[Data excerpts]
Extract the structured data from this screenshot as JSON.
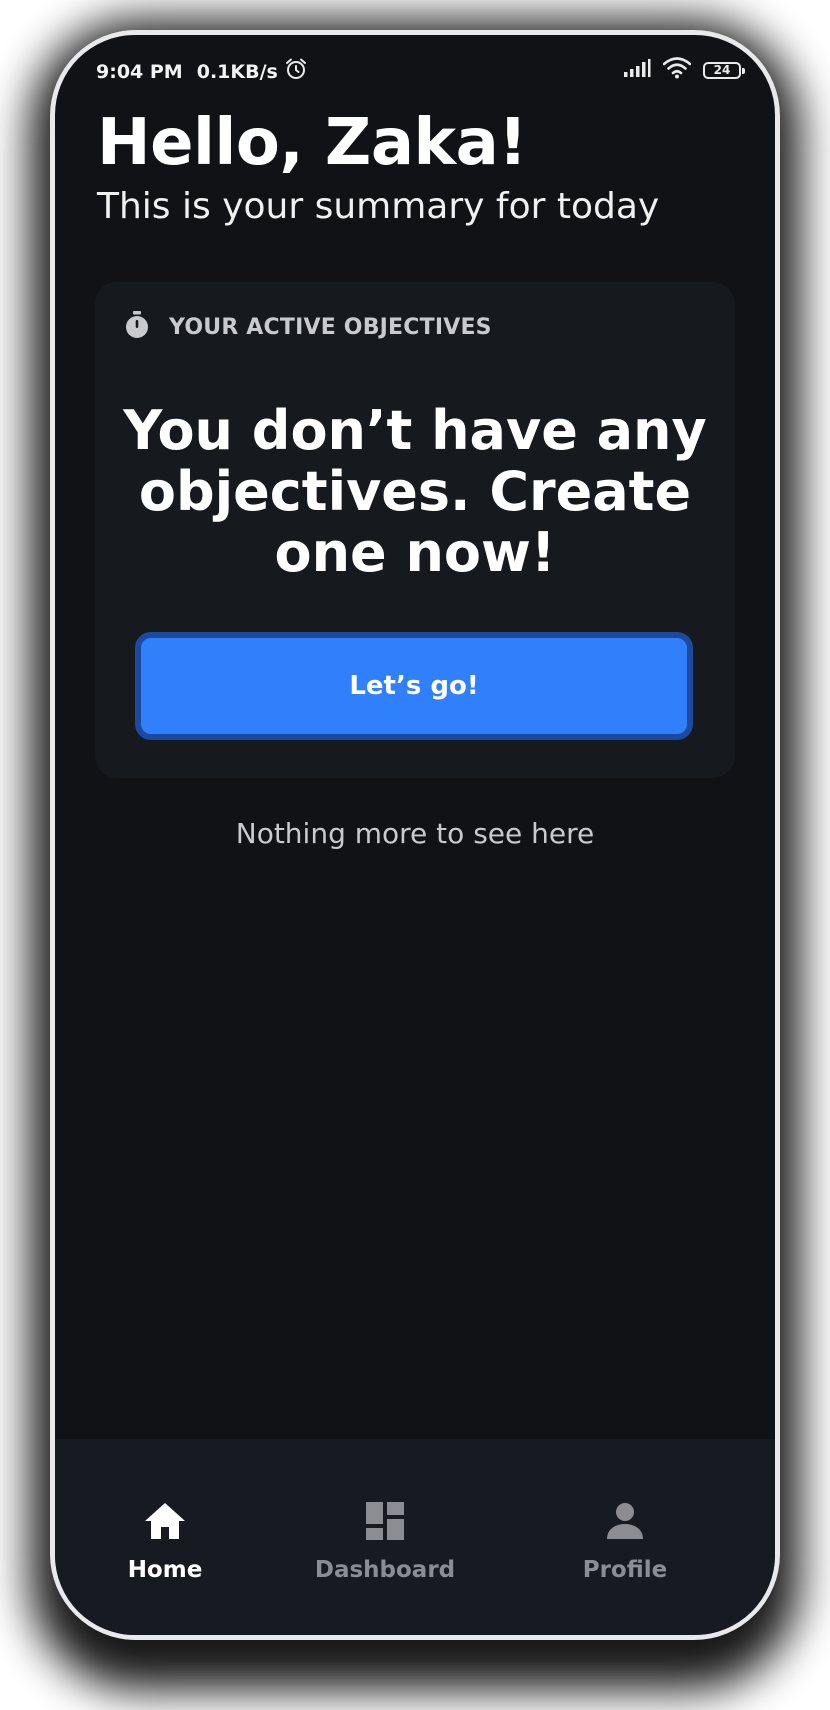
{
  "status_bar": {
    "time": "9:04 PM",
    "network_speed": "0.1KB/s",
    "battery_level": "24",
    "icons": [
      "alarm-icon",
      "signal-icon",
      "wifi-icon",
      "battery-icon"
    ]
  },
  "header": {
    "greeting": "Hello, Zaka!",
    "subtitle": "This is your summary for today"
  },
  "objectives_card": {
    "icon": "stopwatch-icon",
    "title": "YOUR ACTIVE OBJECTIVES",
    "empty_message": "You don’t have any objectives. Create one now!",
    "cta_label": "Let’s go!"
  },
  "footer_note": "Nothing more to see here",
  "bottom_nav": {
    "items": [
      {
        "label": "Home",
        "icon": "home-icon",
        "active": true
      },
      {
        "label": "Dashboard",
        "icon": "dashboard-icon",
        "active": false
      },
      {
        "label": "Profile",
        "icon": "person-icon",
        "active": false
      }
    ]
  },
  "colors": {
    "background": "#101216",
    "card": "#16191d",
    "accent": "#3080fb",
    "accent_border": "#1d4a9e",
    "nav_background": "#171a21",
    "nav_active": "#ffffff",
    "nav_inactive": "#8b8d92"
  }
}
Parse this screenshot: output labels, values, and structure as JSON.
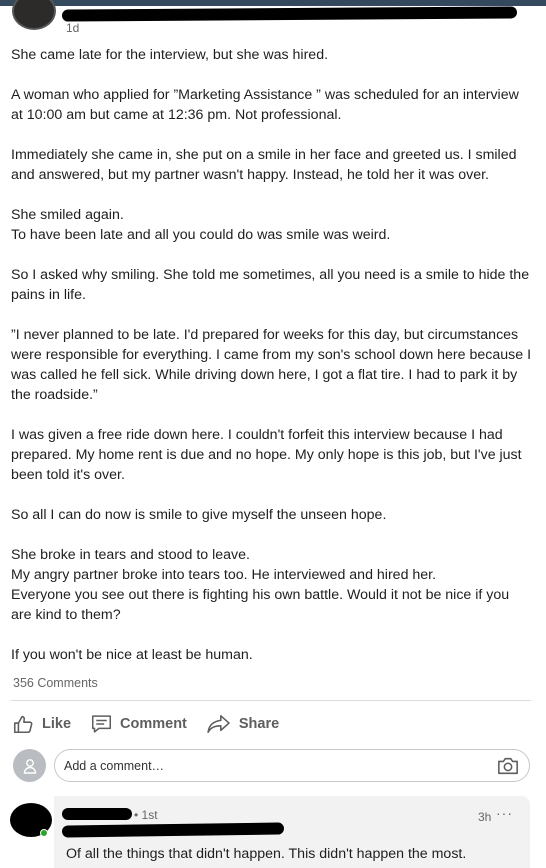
{
  "post": {
    "author_time": "1d",
    "paragraphs": [
      "She came late for the interview, but she was hired.",
      "A woman who applied for ”Marketing Assistance ” was scheduled for an interview at 10:00 am but came at 12:36 pm. Not professional.",
      "Immediately she came in, she put on a smile in her face and greeted us. I smiled and answered, but my partner wasn't happy. Instead, he told her it was over.",
      "She smiled again.",
      "To have been late and all you could do was smile was weird.",
      "So I asked why smiling. She told me sometimes, all you need is a smile to hide the pains in life.",
      "”I never planned to be late. I'd prepared for weeks for this day, but circumstances were responsible for everything. I came from my son's school down here because I was called he fell sick. While driving down here, I  got a flat tire. I had to park it by the roadside.”",
      "I was given a free ride down here. I couldn't forfeit this interview because I had prepared. My home rent is due and no hope. My only hope is this job, but I've just been told it's over.",
      "So all I can do now is smile to give myself the unseen hope.",
      "She broke in tears and stood to leave.",
      "My angry partner broke into tears too. He interviewed and hired her.",
      "Everyone you see out there is fighting his own battle. Would it not be nice if you are kind to them?",
      "If you won't be nice at least be human."
    ],
    "comments_count": "356 Comments"
  },
  "actions": {
    "like": "Like",
    "comment": "Comment",
    "share": "Share"
  },
  "composer": {
    "placeholder": "Add a comment…"
  },
  "comment": {
    "degree": "• 1st",
    "time": "3h",
    "more": "···",
    "text": "Of all the things that didn't happen. This didn't happen the most."
  },
  "colors": {
    "topbar": "#34495e",
    "online": "#2aa52a",
    "card": "#f2f2f2"
  }
}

- Work to do:
Scan the material and collect every line that contains "prepared".

- Complete output:
      "”I never planned to be late. I'd prepared for weeks for this day, but circumstances were responsible for everything. I came from my son's school down here because I was called he fell sick. While driving down here, I  got a flat tire. I had to park it by the roadside.”",
      "I was given a free ride down here. I couldn't forfeit this interview because I had prepared. My home rent is due and no hope. My only hope is this job, but I've just been told it's over.",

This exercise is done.